> _DO THIS_
Search the material and gather each line with "JSON" in it.

'''

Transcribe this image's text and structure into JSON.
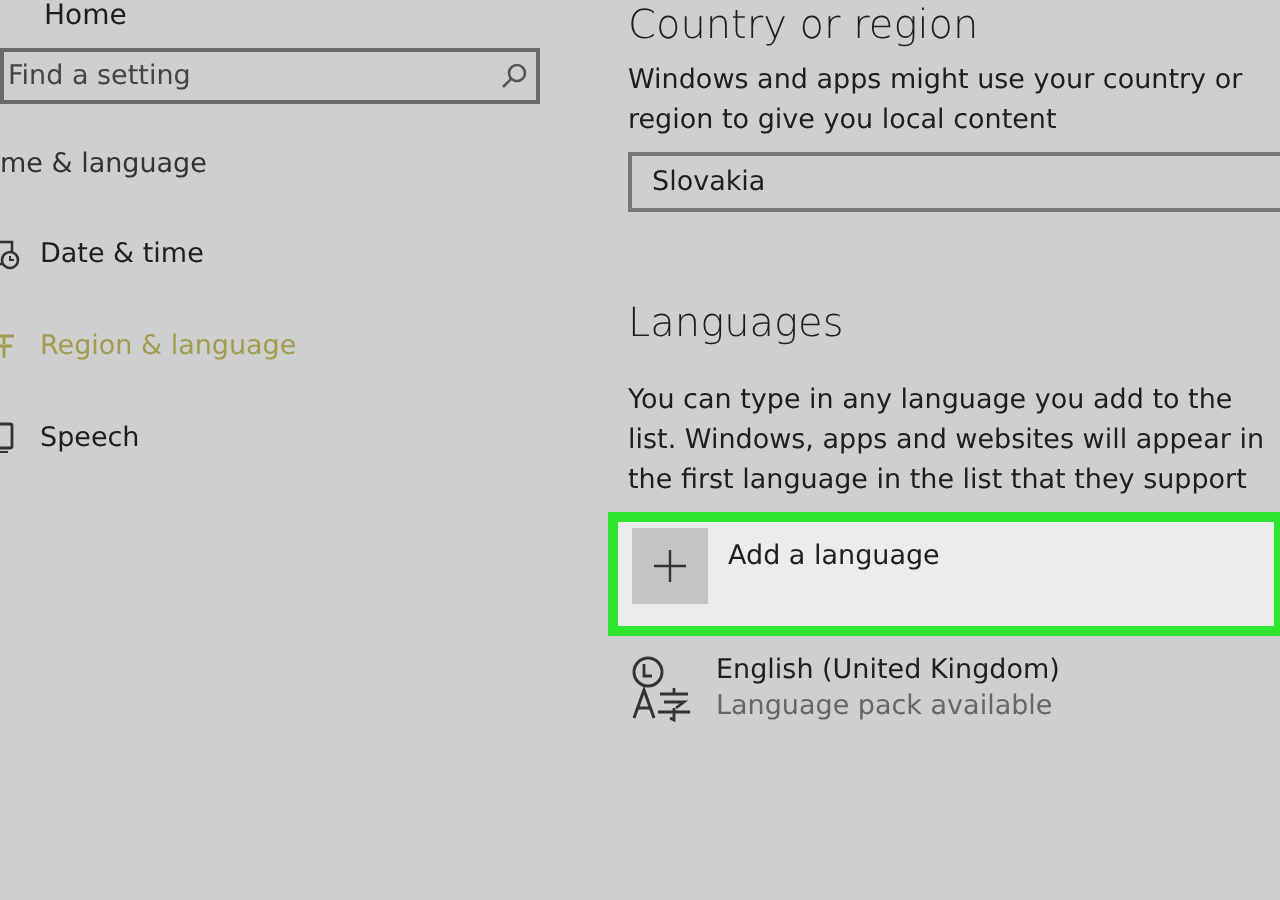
{
  "sidebar": {
    "home": "Home",
    "search": {
      "placeholder": "Find a setting"
    },
    "section": "me & language",
    "items": [
      {
        "label": "Date & time",
        "selected": false
      },
      {
        "label": "Region & language",
        "selected": true
      },
      {
        "label": "Speech",
        "selected": false
      }
    ]
  },
  "main": {
    "region_heading": "Country or region",
    "region_text": "Windows and apps might use your country or region to give you local content",
    "region_value": "Slovakia",
    "languages_heading": "Languages",
    "languages_text": "You can type in any language you add to the list. Windows, apps and websites will appear in the first language in the list that they support",
    "add_button": {
      "label": "Add a language",
      "highlighted": true
    },
    "languages": [
      {
        "name": "English (United Kingdom)",
        "status": "Language pack available"
      }
    ]
  }
}
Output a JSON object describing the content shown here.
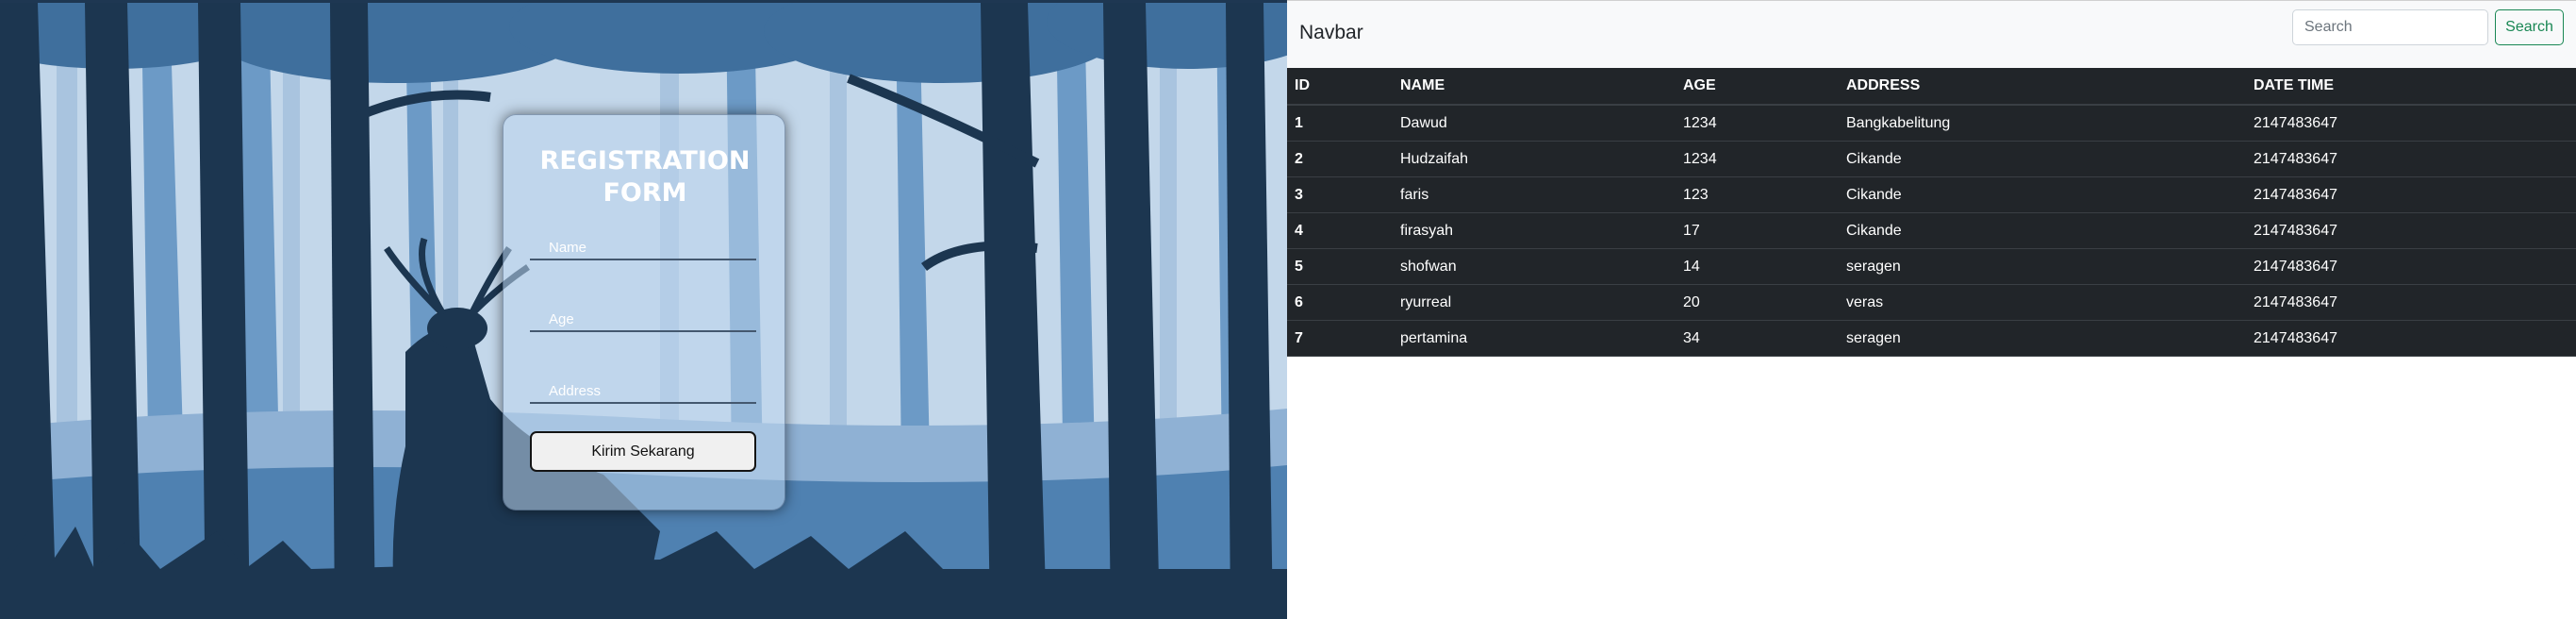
{
  "form": {
    "title_line1": "REGISTRATION",
    "title_line2": "FORM",
    "name_placeholder": "Name",
    "age_placeholder": "Age",
    "address_placeholder": "Address",
    "submit_label": "Kirim Sekarang"
  },
  "navbar": {
    "brand": "Navbar",
    "search_placeholder": "Search",
    "search_button": "Search"
  },
  "table": {
    "headers": [
      "ID",
      "NAME",
      "AGE",
      "ADDRESS",
      "DATE TIME"
    ],
    "rows": [
      {
        "id": "1",
        "name": "Dawud",
        "age": "1234",
        "address": "Bangkabelitung",
        "datetime": "2147483647"
      },
      {
        "id": "2",
        "name": "Hudzaifah",
        "age": "1234",
        "address": "Cikande",
        "datetime": "2147483647"
      },
      {
        "id": "3",
        "name": "faris",
        "age": "123",
        "address": "Cikande",
        "datetime": "2147483647"
      },
      {
        "id": "4",
        "name": "firasyah",
        "age": "17",
        "address": "Cikande",
        "datetime": "2147483647"
      },
      {
        "id": "5",
        "name": "shofwan",
        "age": "14",
        "address": "seragen",
        "datetime": "2147483647"
      },
      {
        "id": "6",
        "name": "ryurreal",
        "age": "20",
        "address": "veras",
        "datetime": "2147483647"
      },
      {
        "id": "7",
        "name": "pertamina",
        "age": "34",
        "address": "seragen",
        "datetime": "2147483647"
      }
    ]
  },
  "colors": {
    "table_bg": "#212529",
    "search_accent": "#198754",
    "navbar_bg": "#f8f9fa",
    "sky": "#c3d7ea",
    "forest_dark": "#1c3650"
  }
}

'''

> _WRITTEN SOLUTION_
Transcribe this image's text and structure into JSON.
Output a JSON object describing the content shown here.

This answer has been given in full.